[start of SOURCE]

I think the problem is that the form your exponentials are written in doesn't match the R style. If you read them in as character vectors you can convert them to exponentials if you know they all are exponentials. Use gsub to strip out the "10^(" and the ")", leaving you with the "-4", convert to numeric, then convert back to an exponential. Might not be the fastest way, but it works.
From your example:
df<- data.frame(V1=c("s1","s2","s3","s4"), V2=c("10^(-4)","10^(-4)","10^(-4)","10^(-4)"))
df$V2 <- 10^(as.numeric(gsub("10\\^\\(|\\)", "", df$V2)))
df
# V1 V2
#1 s1 1e-04
#2 s2 1e-04
#3 s3 1e-04
#4 s4 1e-04
Whats happening in detail: gsub("10\\^\\(|\\)", "", df$V2) is substituting 10^( and ) with an empty string (you need to escape the carat and the parentheses), as.numeric() is converting your -4 string into the number -4, then you're just running 10^ on each element of the numeric vector you just made.

[end of SOURCE]
[start of DATASET CONTENT]

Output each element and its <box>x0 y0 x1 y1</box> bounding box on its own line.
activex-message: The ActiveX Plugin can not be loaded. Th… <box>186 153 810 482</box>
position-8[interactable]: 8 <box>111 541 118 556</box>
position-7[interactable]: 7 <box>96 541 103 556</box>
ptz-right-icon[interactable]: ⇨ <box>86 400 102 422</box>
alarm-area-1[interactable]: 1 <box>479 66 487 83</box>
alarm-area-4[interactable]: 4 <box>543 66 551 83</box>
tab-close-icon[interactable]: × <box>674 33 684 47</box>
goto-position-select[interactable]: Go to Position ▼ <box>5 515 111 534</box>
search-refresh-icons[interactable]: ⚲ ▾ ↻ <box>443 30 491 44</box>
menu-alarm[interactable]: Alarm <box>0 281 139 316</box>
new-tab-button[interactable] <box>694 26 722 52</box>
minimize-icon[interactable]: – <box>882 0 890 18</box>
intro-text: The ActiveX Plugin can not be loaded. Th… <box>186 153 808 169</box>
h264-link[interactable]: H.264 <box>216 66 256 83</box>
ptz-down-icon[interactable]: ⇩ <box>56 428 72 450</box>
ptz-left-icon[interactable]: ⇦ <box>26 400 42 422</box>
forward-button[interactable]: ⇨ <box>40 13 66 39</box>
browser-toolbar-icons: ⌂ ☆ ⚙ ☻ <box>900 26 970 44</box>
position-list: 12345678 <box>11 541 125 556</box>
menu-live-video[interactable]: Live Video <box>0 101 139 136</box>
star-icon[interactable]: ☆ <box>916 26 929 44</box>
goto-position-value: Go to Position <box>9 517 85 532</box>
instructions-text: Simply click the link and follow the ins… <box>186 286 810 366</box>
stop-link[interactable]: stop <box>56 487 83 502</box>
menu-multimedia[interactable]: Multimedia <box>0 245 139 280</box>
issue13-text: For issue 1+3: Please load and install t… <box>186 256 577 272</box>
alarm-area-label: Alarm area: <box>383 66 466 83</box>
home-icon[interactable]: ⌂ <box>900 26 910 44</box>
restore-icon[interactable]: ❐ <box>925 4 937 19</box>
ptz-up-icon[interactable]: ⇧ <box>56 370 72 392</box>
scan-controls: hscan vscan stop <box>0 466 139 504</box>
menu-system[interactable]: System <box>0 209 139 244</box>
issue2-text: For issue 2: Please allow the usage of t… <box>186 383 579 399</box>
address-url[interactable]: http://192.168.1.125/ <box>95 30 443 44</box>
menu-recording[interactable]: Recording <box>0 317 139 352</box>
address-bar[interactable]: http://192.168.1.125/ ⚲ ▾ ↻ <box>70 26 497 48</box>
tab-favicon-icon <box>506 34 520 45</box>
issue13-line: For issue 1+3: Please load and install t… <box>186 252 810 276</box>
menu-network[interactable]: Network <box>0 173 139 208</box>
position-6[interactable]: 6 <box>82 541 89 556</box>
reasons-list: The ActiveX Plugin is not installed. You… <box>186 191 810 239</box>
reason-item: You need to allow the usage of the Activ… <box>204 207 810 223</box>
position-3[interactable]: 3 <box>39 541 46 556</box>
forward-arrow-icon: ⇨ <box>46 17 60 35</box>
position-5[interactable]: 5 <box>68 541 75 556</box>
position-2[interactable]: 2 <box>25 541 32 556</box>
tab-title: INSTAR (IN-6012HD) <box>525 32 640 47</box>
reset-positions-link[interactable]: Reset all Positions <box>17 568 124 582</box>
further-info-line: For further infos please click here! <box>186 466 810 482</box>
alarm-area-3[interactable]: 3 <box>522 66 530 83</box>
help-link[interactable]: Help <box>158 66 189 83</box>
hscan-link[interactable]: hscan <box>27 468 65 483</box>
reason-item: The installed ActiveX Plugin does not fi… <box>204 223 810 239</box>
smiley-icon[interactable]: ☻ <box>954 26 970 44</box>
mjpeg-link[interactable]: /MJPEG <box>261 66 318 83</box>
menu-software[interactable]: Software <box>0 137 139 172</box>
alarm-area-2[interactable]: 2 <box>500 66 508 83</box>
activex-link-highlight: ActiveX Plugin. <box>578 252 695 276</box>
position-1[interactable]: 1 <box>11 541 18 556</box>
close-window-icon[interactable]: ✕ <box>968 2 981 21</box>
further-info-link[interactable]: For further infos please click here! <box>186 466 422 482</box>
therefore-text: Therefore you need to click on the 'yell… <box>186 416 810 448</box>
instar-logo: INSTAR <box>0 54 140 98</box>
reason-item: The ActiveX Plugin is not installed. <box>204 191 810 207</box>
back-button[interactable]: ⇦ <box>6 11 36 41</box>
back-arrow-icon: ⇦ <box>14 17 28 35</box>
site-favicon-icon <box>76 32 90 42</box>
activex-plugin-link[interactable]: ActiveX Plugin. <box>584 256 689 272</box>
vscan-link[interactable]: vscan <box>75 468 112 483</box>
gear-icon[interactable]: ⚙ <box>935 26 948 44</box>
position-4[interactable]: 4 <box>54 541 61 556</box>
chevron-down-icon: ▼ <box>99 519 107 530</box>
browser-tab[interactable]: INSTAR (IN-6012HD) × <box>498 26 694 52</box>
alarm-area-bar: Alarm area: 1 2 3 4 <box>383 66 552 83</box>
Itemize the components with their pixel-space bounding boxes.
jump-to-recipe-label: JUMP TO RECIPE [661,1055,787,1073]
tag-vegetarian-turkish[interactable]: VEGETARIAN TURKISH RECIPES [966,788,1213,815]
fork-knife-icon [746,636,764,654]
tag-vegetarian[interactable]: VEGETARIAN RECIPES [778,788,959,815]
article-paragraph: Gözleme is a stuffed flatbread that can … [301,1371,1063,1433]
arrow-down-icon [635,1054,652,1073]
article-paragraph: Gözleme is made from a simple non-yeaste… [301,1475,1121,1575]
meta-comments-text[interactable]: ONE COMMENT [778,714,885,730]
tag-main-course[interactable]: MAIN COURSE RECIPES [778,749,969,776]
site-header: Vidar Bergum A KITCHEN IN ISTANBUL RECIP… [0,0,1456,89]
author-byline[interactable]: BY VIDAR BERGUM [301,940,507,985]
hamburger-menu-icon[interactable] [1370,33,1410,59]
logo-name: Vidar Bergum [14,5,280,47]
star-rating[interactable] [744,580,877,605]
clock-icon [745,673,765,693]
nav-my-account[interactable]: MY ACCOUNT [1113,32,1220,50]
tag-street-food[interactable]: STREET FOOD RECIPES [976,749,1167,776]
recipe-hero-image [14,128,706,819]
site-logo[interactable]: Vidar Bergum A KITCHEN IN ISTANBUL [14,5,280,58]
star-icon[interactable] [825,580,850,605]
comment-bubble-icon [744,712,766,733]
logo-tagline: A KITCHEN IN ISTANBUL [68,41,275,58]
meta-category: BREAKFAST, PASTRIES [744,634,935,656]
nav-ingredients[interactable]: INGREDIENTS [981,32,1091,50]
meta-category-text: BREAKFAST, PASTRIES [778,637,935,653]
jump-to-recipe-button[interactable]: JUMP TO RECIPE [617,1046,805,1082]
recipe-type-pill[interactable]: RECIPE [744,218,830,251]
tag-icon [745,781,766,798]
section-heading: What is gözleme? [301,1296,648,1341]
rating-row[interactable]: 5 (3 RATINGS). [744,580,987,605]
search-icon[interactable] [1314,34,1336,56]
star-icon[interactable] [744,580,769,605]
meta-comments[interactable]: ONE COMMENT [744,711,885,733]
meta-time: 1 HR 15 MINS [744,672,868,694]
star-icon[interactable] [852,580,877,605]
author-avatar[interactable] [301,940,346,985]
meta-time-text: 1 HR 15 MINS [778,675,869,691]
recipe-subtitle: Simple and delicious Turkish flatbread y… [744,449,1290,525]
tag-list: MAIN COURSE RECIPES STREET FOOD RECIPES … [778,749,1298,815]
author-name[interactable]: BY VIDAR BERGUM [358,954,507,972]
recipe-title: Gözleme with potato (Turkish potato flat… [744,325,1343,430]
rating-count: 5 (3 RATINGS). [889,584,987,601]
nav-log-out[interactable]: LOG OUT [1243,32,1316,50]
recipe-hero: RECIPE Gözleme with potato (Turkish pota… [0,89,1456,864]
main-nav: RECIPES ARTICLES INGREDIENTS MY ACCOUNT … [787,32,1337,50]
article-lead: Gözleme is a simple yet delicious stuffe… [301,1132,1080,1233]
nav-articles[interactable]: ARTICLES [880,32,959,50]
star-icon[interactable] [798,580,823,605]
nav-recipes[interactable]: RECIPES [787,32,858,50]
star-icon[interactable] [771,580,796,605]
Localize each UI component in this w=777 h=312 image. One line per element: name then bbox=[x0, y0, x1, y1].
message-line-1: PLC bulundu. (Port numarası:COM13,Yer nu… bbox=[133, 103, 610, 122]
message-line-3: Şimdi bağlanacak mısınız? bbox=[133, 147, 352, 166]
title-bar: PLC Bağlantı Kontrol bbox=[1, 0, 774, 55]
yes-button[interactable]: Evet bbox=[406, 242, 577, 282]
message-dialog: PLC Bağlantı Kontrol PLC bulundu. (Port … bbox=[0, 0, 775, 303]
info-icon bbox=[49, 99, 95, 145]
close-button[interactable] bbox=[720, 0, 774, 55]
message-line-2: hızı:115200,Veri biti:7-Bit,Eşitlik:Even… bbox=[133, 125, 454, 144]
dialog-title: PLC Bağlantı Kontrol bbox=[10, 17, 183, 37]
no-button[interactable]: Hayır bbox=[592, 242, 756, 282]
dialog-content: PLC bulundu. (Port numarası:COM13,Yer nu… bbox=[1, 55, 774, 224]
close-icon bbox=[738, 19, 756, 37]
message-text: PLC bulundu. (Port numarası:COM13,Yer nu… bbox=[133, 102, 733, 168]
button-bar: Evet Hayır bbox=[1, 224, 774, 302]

[end of DATASET CONTENT]

### REQUIREMENTS:
1. In the R forum answer, what does as.numeric() do to the string left after gsub runs?
2. Reproduce the stretch of the R forum answer from "I think the" through "but it works.".
3. Carry on the R forum answer from its final sentence.
The listing has no connection to the R forum answer.

### THE RESPONSES:
1. It converts the "-4" string into the number -4.

2.
I think the problem is that the form your exponentials are written in doesn't match the R style. If you read them in as character vectors you can convert them to exponentials if you know they all are exponentials. Use gsub to strip out the "10^(" and the ")", leaving you with the "-4", convert to numeric, then convert back to an exponential. Might not be the fastest way, but it works.

3.
If you read in your data.frame with stringsAsFactors=FALSE, the column in question should come in as a character vector, in which case you can simply do:
transform(df, V2=eval(parse(text=V2)))
You could use readLines to first load in the data and do all the operations required and then use read.table with textConnection as follows:
tt <- readLines("~/tmp.txt")
tt <- gsub("10\\^\\((.*)\\)$", "1e\\1", tt)
read.table(textConnection(tt), sep="\t", header=TRUE, stringsAsFactors=FALSE)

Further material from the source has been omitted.